[START Records for processing]

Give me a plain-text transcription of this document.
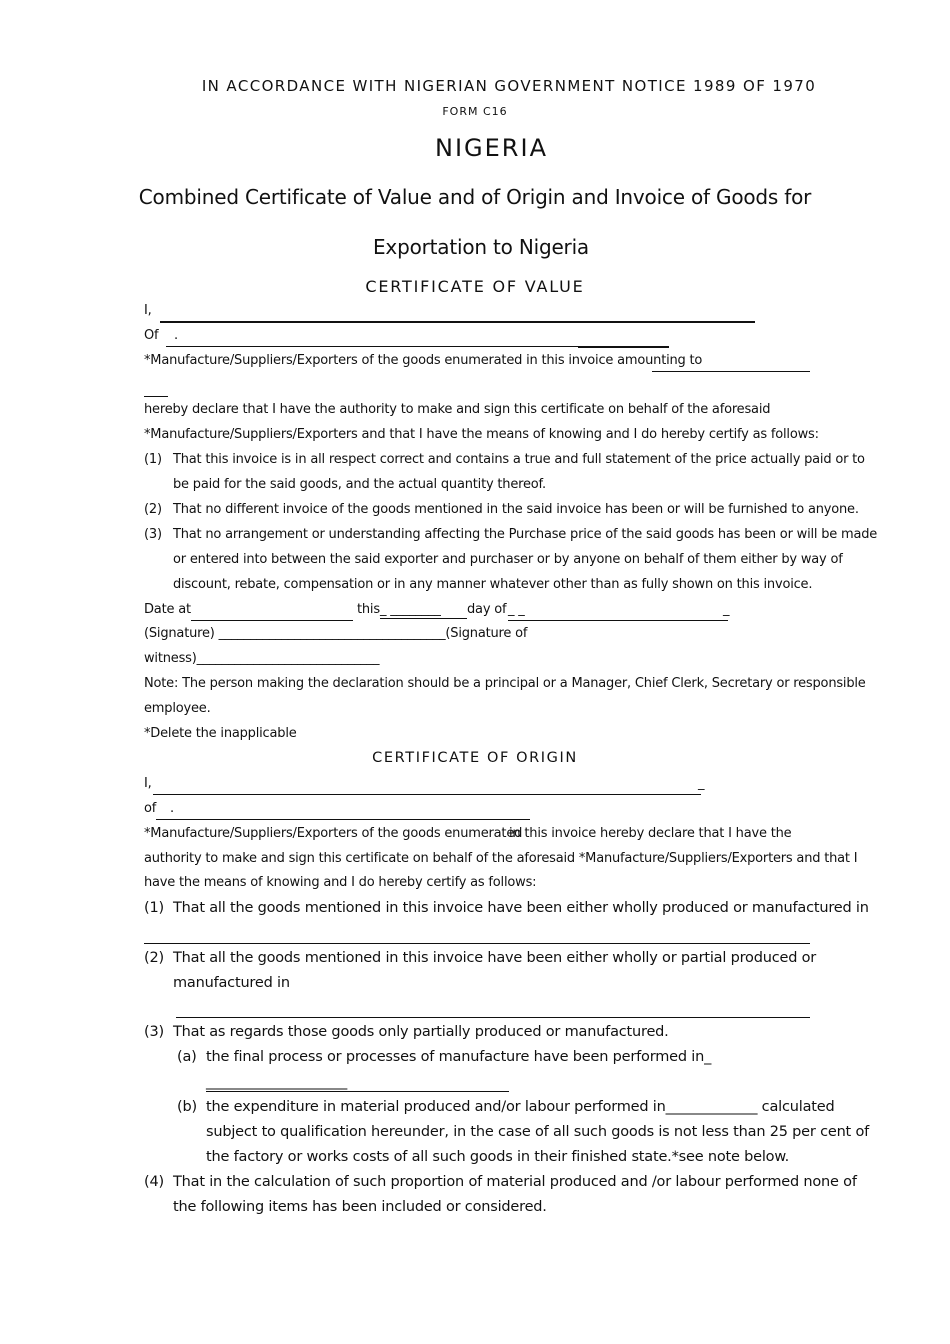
IN ACCORDANCE WITH NIGERIAN GOVERNMENT NOTICE 1989 OF 1970
FORM C16
NIGERIA
Combined Certificate of Value and of Origin and Invoice of Goods for
Exportation to Nigeria
CERTIFICATE OF VALUE
I,
Of .
*Manufacture/Suppliers/Exporters of the goods enumerated in this invoice amounting to
hereby declare that I have the authority to make and sign this certificate on behalf of the aforesaid
*Manufacture/Suppliers/Exporters and that I have the means of knowing and I do hereby certify as follows:
(1) That this invoice is in all respect correct and contains a true and full statement of the price actually paid or to
be paid for the said goods, and the actual quantity thereof.
(2) That no different invoice of the goods mentioned in the said invoice has been or will be furnished to anyone.
(3) That no arrangement or understanding affecting the Purchase price of the said goods has been or will be made
or entered into between the said exporter and purchaser or by anyone on behalf of them either by way of
discount, rebate, compensation or in any manner whatever other than as fully shown on this invoice.
Date at	this _ ________ day of _ _	_
(Signature) ____________________________________(Signature of
witness)_____________________________
Note: The person making the declaration should be a principal or a Manager, Chief Clerk, Secretary or responsible
employee.
*Delete the inapplicable
CERTIFICATE OF ORIGIN
I,	_
of .
*Manufacture/Suppliers/Exporters of the goods enumerated
in this invoice hereby declare that I have the
authority to make and sign this certificate on behalf of the aforesaid *Manufacture/Suppliers/Exporters and that I
have the means of knowing and I do hereby certify as follows:
(1) That all the goods mentioned in this invoice have been either wholly produced or manufactured in
(2) That all the goods mentioned in this invoice have been either wholly or partial produced or
manufactured in
(3) That as regards those goods only partially produced or manufactured.
(a) the final process or processes of manufacture have been performed in_
____________________
(b) the expenditure in material produced and/or labour performed in_____________ calculated
subject to qualification hereunder, in the case of all such goods is not less than 25 per cent of
the factory or works costs of all such goods in their finished state.*see note below.
(4) That in the calculation of such proportion of material produced and /or labour performed none of
the following items has been included or considered.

[END Records for processing]

Print every entry above again without changing a word, and omit the pictures.

Give me a plain-text transcription of this document.
IN ACCORDANCE WITH NIGERIAN GOVERNMENT NOTICE 1989 OF 1970
FORM C16
NIGERIA
Combined Certificate of Value and of Origin and Invoice of Goods for
Exportation to Nigeria
CERTIFICATE OF VALUE
I,
Of .
*Manufacture/Suppliers/Exporters of the goods enumerated in this invoice amounting to
hereby declare that I have the authority to make and sign this certificate on behalf of the aforesaid
*Manufacture/Suppliers/Exporters and that I have the means of knowing and I do hereby certify as follows:
(1) That this invoice is in all respect correct and contains a true and full statement of the price actually paid or to
be paid for the said goods, and the actual quantity thereof.
(2) That no different invoice of the goods mentioned in the said invoice has been or will be furnished to anyone.
(3) That no arrangement or understanding affecting the Purchase price of the said goods has been or will be made
or entered into between the said exporter and purchaser or by anyone on behalf of them either by way of
discount, rebate, compensation or in any manner whatever other than as fully shown on this invoice.
Date at	this _ ________ day of _ _	_
(Signature) ____________________________________(Signature of
witness)_____________________________
Note: The person making the declaration should be a principal or a Manager, Chief Clerk, Secretary or responsible
employee.
*Delete the inapplicable
CERTIFICATE OF ORIGIN
I,	_
of .
*Manufacture/Suppliers/Exporters of the goods enumerated
in this invoice hereby declare that I have the
authority to make and sign this certificate on behalf of the aforesaid *Manufacture/Suppliers/Exporters and that I
have the means of knowing and I do hereby certify as follows:
(1) That all the goods mentioned in this invoice have been either wholly produced or manufactured in
(2) That all the goods mentioned in this invoice have been either wholly or partial produced or
manufactured in
(3) That as regards those goods only partially produced or manufactured.
(a) the final process or processes of manufacture have been performed in_
____________________
(b) the expenditure in material produced and/or labour performed in_____________ calculated
subject to qualification hereunder, in the case of all such goods is not less than 25 per cent of
the factory or works costs of all such goods in their finished state.*see note below.
(4) That in the calculation of such proportion of material produced and /or labour performed none of
the following items has been included or considered.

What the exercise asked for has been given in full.